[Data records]
§
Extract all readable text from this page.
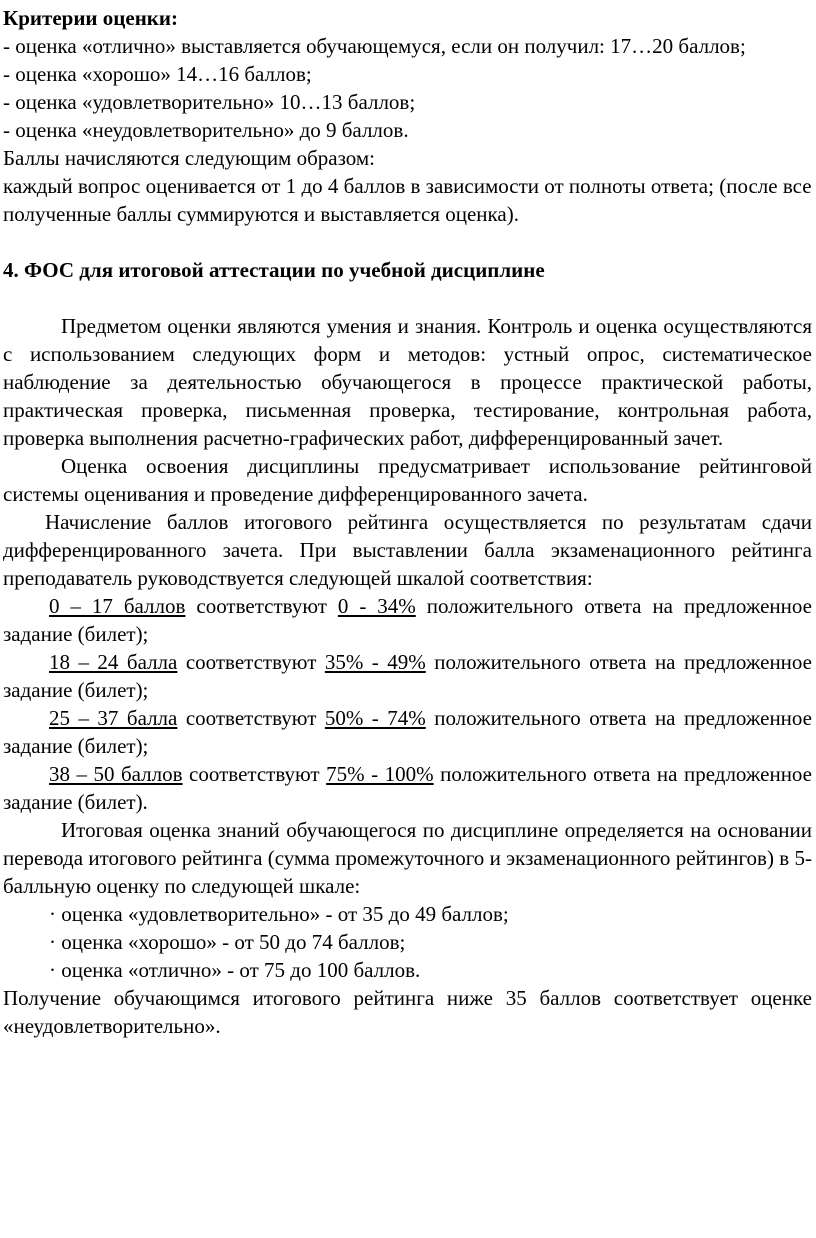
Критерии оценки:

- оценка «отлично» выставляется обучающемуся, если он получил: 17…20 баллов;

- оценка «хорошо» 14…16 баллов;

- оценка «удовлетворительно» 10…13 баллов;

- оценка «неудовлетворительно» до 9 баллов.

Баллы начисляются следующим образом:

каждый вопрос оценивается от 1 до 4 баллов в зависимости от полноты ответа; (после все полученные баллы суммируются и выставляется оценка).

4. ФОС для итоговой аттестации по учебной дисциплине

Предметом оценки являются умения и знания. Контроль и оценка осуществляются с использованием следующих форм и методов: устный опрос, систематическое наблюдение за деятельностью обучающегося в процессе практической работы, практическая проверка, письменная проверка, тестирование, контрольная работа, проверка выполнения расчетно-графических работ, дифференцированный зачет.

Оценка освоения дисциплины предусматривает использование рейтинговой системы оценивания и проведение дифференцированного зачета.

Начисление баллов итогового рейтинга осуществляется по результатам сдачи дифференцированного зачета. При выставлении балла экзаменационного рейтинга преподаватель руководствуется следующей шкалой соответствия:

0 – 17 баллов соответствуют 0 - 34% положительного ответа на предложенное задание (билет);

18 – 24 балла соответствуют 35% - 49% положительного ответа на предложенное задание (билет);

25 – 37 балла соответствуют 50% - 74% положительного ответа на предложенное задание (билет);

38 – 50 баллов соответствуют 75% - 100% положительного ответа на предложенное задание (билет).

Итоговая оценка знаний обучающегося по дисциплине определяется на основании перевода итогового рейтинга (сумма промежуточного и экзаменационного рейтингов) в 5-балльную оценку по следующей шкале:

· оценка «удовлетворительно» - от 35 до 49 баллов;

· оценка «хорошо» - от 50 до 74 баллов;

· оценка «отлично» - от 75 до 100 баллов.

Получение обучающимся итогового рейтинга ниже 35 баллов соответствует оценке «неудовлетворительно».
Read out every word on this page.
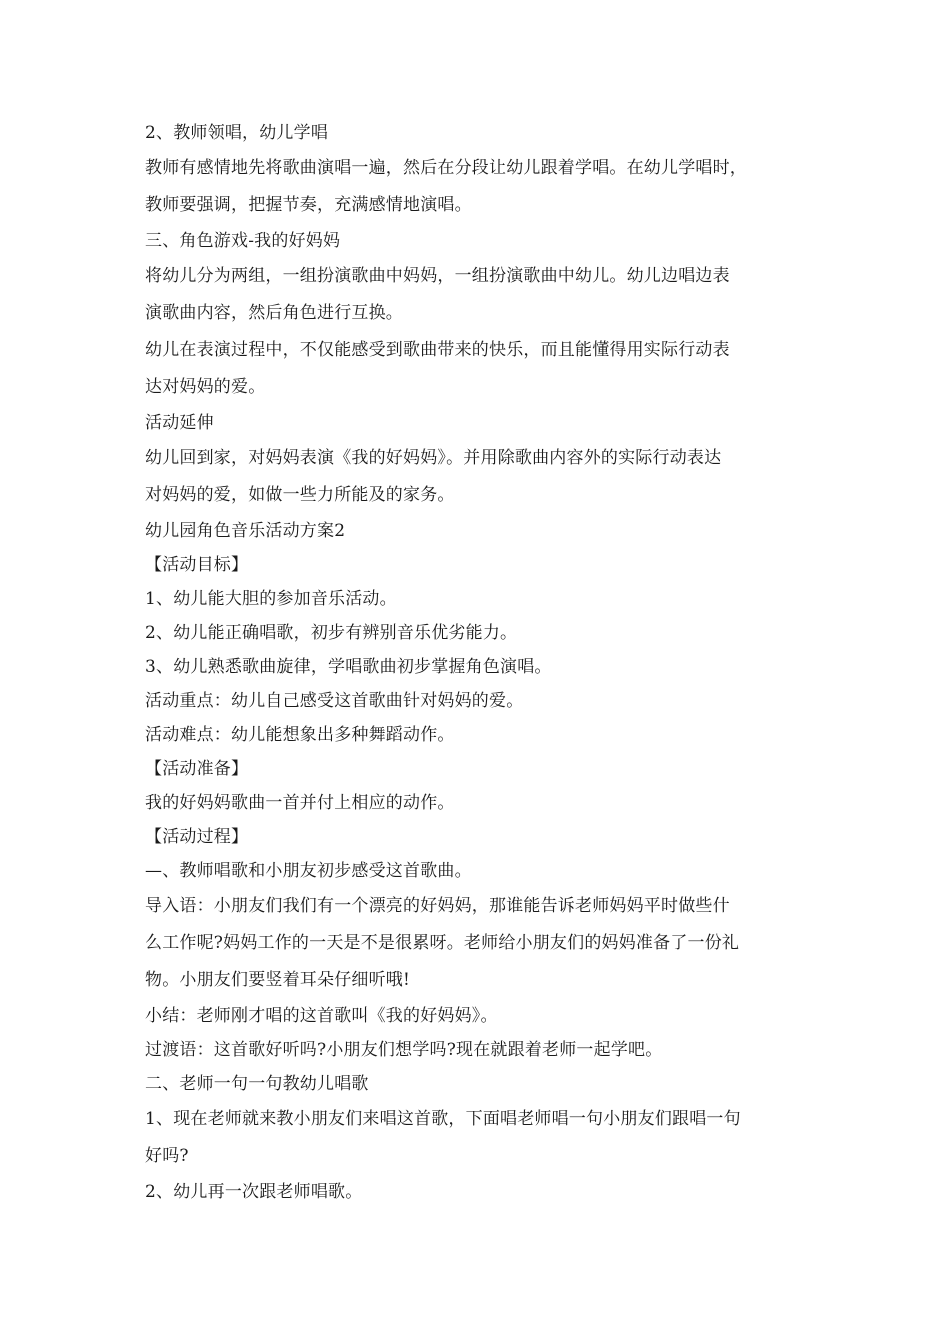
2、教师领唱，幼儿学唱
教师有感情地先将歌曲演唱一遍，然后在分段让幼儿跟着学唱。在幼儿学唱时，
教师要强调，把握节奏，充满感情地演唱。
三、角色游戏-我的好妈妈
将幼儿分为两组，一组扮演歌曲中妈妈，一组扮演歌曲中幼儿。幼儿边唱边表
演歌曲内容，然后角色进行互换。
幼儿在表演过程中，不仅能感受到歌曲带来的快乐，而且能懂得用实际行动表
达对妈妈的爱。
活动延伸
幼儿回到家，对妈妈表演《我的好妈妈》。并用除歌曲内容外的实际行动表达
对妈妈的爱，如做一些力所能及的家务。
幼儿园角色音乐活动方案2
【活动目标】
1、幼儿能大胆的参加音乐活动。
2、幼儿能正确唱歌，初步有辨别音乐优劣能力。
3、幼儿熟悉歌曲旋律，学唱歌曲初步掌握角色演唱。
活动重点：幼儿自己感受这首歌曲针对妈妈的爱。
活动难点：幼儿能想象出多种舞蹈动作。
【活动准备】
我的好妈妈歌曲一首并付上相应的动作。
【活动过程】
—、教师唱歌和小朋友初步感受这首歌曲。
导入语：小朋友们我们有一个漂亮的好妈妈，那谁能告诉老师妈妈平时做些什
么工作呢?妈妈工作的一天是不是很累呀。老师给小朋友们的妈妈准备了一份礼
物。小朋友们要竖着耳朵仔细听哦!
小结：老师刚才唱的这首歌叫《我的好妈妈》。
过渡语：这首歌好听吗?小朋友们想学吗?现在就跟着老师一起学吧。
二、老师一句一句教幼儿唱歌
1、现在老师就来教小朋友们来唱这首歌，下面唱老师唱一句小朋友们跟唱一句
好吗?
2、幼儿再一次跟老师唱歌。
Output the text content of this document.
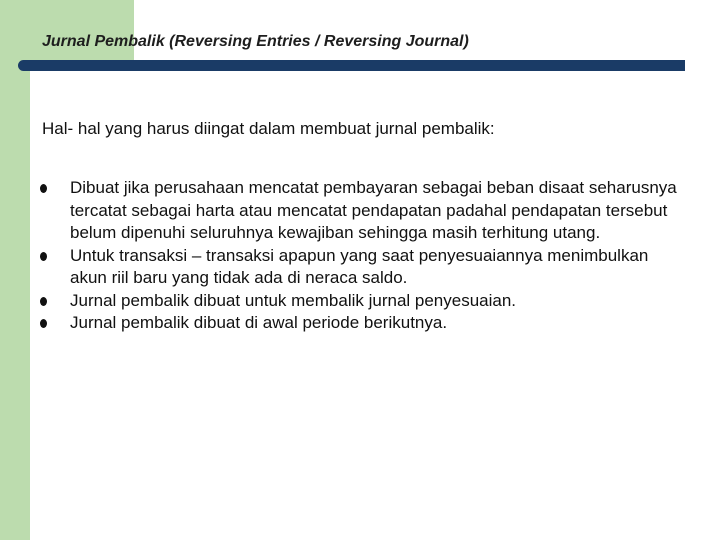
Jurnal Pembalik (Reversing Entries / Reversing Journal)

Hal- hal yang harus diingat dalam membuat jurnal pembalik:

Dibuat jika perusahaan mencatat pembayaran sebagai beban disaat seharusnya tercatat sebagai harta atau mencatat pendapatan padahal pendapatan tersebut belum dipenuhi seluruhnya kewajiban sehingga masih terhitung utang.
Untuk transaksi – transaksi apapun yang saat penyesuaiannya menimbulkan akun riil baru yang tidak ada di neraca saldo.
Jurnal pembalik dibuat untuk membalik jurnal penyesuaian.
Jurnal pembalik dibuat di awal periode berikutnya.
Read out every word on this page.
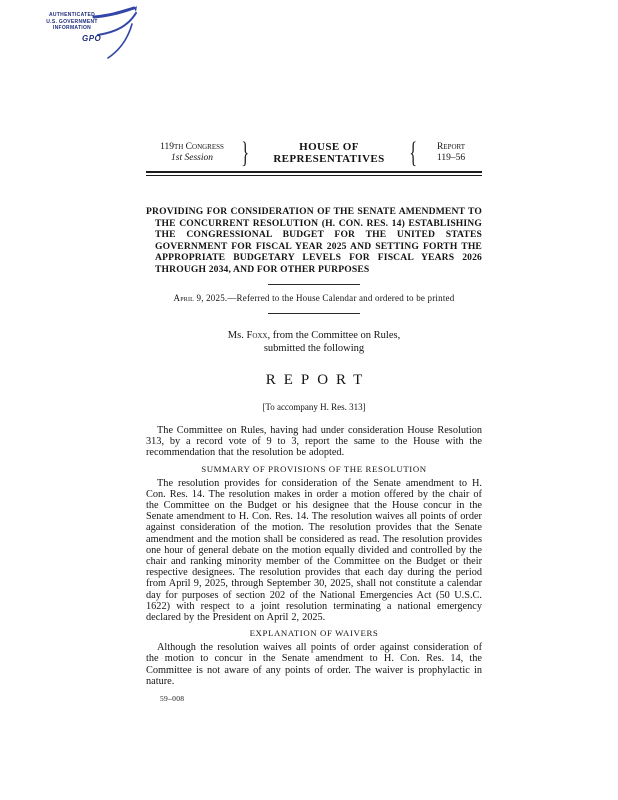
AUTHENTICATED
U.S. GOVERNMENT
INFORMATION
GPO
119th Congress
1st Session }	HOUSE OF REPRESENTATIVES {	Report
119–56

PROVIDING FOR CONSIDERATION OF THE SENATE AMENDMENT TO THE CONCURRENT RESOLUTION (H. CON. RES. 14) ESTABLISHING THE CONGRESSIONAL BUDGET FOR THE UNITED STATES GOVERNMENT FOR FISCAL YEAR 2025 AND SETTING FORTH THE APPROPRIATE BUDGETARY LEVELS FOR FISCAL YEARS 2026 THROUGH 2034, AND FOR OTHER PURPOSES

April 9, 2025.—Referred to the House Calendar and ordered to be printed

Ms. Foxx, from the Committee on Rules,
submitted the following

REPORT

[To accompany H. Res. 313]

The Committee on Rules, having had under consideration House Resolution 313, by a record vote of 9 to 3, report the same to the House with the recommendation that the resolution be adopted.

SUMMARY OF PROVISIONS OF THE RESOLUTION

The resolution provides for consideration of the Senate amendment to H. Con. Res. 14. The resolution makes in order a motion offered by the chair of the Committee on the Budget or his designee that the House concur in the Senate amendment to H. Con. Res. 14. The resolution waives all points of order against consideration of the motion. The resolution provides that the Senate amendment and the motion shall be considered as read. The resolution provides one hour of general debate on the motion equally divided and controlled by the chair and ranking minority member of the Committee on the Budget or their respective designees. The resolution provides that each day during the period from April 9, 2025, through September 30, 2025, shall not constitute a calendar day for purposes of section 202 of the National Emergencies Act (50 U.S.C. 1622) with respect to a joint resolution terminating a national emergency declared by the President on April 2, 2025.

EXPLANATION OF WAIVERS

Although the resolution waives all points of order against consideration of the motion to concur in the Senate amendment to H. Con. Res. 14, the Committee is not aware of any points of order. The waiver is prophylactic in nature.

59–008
§
Quote everything in the listing above exactly; pictures are the only thing to omit.

Extract all readable text from this page.
Критерии оценки:

- оценка «отлично» выставляется обучающемуся, если он получил: 17…20 баллов;

- оценка «хорошо» 14…16 баллов;

- оценка «удовлетворительно» 10…13 баллов;

- оценка «неудовлетворительно» до 9 баллов.

Баллы начисляются следующим образом:

каждый вопрос оценивается от 1 до 4 баллов в зависимости от полноты ответа; (после все полученные баллы суммируются и выставляется оценка).

4. ФОС для итоговой аттестации по учебной дисциплине

Предметом оценки являются умения и знания. Контроль и оценка осуществляются с использованием следующих форм и методов: устный опрос, систематическое наблюдение за деятельностью обучающегося в процессе практической работы, практическая проверка, письменная проверка, тестирование, контрольная работа, проверка выполнения расчетно-графических работ, дифференцированный зачет.

Оценка освоения дисциплины предусматривает использование рейтинговой системы оценивания и проведение дифференцированного зачета.

Начисление баллов итогового рейтинга осуществляется по результатам сдачи дифференцированного зачета. При выставлении балла экзаменационного рейтинга преподаватель руководствуется следующей шкалой соответствия:

0 – 17 баллов соответствуют 0 - 34% положительного ответа на предложенное задание (билет);

18 – 24 балла соответствуют 35% - 49% положительного ответа на предложенное задание (билет);

25 – 37 балла соответствуют 50% - 74% положительного ответа на предложенное задание (билет);

38 – 50 баллов соответствуют 75% - 100% положительного ответа на предложенное задание (билет).

Итоговая оценка знаний обучающегося по дисциплине определяется на основании перевода итогового рейтинга (сумма промежуточного и экзаменационного рейтингов) в 5-балльную оценку по следующей шкале:

· оценка «удовлетворительно» - от 35 до 49 баллов;

· оценка «хорошо» - от 50 до 74 баллов;

· оценка «отлично» - от 75 до 100 баллов.

Получение обучающимся итогового рейтинга ниже 35 баллов соответствует оценке «неудовлетворительно».
Read out every word on this page.
2、教师领唱，幼儿学唱
教师有感情地先将歌曲演唱一遍，然后在分段让幼儿跟着学唱。在幼儿学唱时，
教师要强调，把握节奏，充满感情地演唱。
三、角色游戏-我的好妈妈
将幼儿分为两组，一组扮演歌曲中妈妈，一组扮演歌曲中幼儿。幼儿边唱边表
演歌曲内容，然后角色进行互换。
幼儿在表演过程中，不仅能感受到歌曲带来的快乐，而且能懂得用实际行动表
达对妈妈的爱。
活动延伸
幼儿回到家，对妈妈表演《我的好妈妈》。并用除歌曲内容外的实际行动表达
对妈妈的爱，如做一些力所能及的家务。
幼儿园角色音乐活动方案2
【活动目标】
1、幼儿能大胆的参加音乐活动。
2、幼儿能正确唱歌，初步有辨别音乐优劣能力。
3、幼儿熟悉歌曲旋律，学唱歌曲初步掌握角色演唱。
活动重点：幼儿自己感受这首歌曲针对妈妈的爱。
活动难点：幼儿能想象出多种舞蹈动作。
【活动准备】
我的好妈妈歌曲一首并付上相应的动作。
【活动过程】
—、教师唱歌和小朋友初步感受这首歌曲。
导入语：小朋友们我们有一个漂亮的好妈妈，那谁能告诉老师妈妈平时做些什
么工作呢?妈妈工作的一天是不是很累呀。老师给小朋友们的妈妈准备了一份礼
物。小朋友们要竖着耳朵仔细听哦!
小结：老师刚才唱的这首歌叫《我的好妈妈》。
过渡语：这首歌好听吗?小朋友们想学吗?现在就跟着老师一起学吧。
二、老师一句一句教幼儿唱歌
1、现在老师就来教小朋友们来唱这首歌，下面唱老师唱一句小朋友们跟唱一句
好吗?
2、幼儿再一次跟老师唱歌。
Output the text content of this document.
Jurnal Pembalik (Reversing Entries / Reversing Journal)

Hal- hal yang harus diingat dalam membuat jurnal pembalik:

Dibuat jika perusahaan mencatat pembayaran sebagai beban disaat seharusnya tercatat sebagai harta atau mencatat pendapatan padahal pendapatan tersebut belum dipenuhi seluruhnya kewajiban sehingga masih terhitung utang.
Untuk transaksi – transaksi apapun yang saat penyesuaiannya menimbulkan akun riil baru yang tidak ada di neraca saldo.
Jurnal pembalik dibuat untuk membalik jurnal penyesuaian.
Jurnal pembalik dibuat di awal periode berikutnya.
Read out every word on this page.
AUTHENTICATED
U.S. GOVERNMENT
INFORMATION
GPO
119th Congress
1st Session }	HOUSE OF REPRESENTATIVES {	Report
119–56

PROVIDING FOR CONSIDERATION OF THE SENATE AMENDMENT TO THE CONCURRENT RESOLUTION (H. CON. RES. 14) ESTABLISHING THE CONGRESSIONAL BUDGET FOR THE UNITED STATES GOVERNMENT FOR FISCAL YEAR 2025 AND SETTING FORTH THE APPROPRIATE BUDGETARY LEVELS FOR FISCAL YEARS 2026 THROUGH 2034, AND FOR OTHER PURPOSES

April 9, 2025.—Referred to the House Calendar and ordered to be printed

Ms. Foxx, from the Committee on Rules,
submitted the following

REPORT

[To accompany H. Res. 313]

The Committee on Rules, having had under consideration House Resolution 313, by a record vote of 9 to 3, report the same to the House with the recommendation that the resolution be adopted.

SUMMARY OF PROVISIONS OF THE RESOLUTION

The resolution provides for consideration of the Senate amendment to H. Con. Res. 14. The resolution makes in order a motion offered by the chair of the Committee on the Budget or his designee that the House concur in the Senate amendment to H. Con. Res. 14. The resolution waives all points of order against consideration of the motion. The resolution provides that the Senate amendment and the motion shall be considered as read. The resolution provides one hour of general debate on the motion equally divided and controlled by the chair and ranking minority member of the Committee on the Budget or their respective designees. The resolution provides that each day during the period from April 9, 2025, through September 30, 2025, shall not constitute a calendar day for purposes of section 202 of the National Emergencies Act (50 U.S.C. 1622) with respect to a joint resolution terminating a national emergency declared by the President on April 2, 2025.

EXPLANATION OF WAIVERS

Although the resolution waives all points of order against consideration of the motion to concur in the Senate amendment to H. Con. Res. 14, the Committee is not aware of any points of order. The waiver is prophylactic in nature.

59–008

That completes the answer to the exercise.